--- BEGIN Supplied records ---
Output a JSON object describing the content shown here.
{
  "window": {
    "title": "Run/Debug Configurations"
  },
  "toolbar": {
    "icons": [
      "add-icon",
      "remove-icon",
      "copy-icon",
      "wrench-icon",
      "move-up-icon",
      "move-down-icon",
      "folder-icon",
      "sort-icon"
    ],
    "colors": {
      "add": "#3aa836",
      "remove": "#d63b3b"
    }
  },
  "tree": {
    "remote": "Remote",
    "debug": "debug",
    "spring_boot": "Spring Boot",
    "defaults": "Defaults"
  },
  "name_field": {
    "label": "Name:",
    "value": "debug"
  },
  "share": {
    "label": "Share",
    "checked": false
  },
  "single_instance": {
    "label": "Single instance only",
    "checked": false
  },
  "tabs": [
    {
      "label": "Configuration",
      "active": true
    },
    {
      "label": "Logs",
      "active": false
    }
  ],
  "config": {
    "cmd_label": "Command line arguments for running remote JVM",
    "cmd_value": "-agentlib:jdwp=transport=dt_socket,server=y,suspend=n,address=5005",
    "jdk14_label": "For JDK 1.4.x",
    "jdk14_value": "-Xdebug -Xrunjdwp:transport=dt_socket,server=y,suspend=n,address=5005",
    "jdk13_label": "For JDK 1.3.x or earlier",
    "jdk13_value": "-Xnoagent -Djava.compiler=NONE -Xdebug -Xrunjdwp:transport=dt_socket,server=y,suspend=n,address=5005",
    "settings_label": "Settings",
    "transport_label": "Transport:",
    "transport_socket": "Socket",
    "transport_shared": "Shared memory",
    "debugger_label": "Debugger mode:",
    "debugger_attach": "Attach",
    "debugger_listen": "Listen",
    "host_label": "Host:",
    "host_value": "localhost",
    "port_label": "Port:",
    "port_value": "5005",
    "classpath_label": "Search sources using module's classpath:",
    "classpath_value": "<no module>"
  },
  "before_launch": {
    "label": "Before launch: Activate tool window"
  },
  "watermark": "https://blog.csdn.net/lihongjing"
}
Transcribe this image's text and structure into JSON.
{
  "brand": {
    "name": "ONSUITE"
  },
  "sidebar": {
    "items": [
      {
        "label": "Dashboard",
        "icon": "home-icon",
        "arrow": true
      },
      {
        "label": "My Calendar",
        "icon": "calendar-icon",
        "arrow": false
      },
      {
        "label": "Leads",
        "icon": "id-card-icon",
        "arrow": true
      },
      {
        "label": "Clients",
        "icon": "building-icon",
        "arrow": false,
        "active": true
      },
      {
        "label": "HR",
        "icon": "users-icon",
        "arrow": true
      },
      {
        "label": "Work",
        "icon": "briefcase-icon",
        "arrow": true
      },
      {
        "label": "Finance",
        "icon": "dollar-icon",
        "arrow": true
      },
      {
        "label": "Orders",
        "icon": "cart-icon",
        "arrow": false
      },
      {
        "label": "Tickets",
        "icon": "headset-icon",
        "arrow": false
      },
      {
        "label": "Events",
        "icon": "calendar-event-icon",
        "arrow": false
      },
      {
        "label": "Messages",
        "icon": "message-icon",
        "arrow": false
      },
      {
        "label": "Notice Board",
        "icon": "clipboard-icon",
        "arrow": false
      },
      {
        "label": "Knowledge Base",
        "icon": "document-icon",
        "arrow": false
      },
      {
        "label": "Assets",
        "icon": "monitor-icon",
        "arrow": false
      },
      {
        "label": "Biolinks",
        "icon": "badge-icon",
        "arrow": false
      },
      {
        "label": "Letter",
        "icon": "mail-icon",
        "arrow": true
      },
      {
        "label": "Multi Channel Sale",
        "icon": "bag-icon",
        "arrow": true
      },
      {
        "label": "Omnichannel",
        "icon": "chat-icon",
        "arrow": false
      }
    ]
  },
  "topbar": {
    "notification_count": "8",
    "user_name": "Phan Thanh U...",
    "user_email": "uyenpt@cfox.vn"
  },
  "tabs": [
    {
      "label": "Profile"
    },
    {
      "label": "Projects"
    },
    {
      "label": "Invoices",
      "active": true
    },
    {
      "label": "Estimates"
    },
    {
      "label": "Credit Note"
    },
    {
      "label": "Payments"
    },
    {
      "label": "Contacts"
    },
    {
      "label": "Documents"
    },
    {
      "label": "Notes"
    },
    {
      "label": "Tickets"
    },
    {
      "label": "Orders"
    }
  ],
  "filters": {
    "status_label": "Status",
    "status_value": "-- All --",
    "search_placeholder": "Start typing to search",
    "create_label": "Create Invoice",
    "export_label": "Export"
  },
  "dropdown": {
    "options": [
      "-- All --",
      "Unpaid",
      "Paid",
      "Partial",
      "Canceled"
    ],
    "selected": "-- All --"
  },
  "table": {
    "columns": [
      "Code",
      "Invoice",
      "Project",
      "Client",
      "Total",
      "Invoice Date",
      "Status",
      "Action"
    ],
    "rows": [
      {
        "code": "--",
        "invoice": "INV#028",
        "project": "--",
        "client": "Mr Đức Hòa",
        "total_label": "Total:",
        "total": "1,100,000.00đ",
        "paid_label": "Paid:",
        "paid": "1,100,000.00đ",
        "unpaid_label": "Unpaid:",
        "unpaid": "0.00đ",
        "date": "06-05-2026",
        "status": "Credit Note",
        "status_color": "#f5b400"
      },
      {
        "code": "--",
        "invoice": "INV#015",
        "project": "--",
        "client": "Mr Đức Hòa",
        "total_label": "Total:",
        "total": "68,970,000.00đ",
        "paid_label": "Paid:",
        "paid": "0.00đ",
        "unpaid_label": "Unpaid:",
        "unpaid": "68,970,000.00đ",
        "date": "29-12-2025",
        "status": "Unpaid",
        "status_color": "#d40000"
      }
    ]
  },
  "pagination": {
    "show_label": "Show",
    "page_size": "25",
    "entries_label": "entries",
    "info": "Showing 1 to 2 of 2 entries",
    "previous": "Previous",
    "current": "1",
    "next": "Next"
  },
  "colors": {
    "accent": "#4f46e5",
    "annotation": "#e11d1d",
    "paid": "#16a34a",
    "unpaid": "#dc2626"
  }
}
--- END Supplied records ---
Problem to work on ->
Gather every line containing the word "Xrunjdwp" and copy it.

Written response ->
    "jdk14_value": "-Xdebug -Xrunjdwp:transport=dt_socket,server=y,suspend=n,address=5005",
    "jdk13_value": "-Xnoagent -Djava.compiler=NONE -Xdebug -Xrunjdwp:transport=dt_socket,server=y,suspend=n,address=5005",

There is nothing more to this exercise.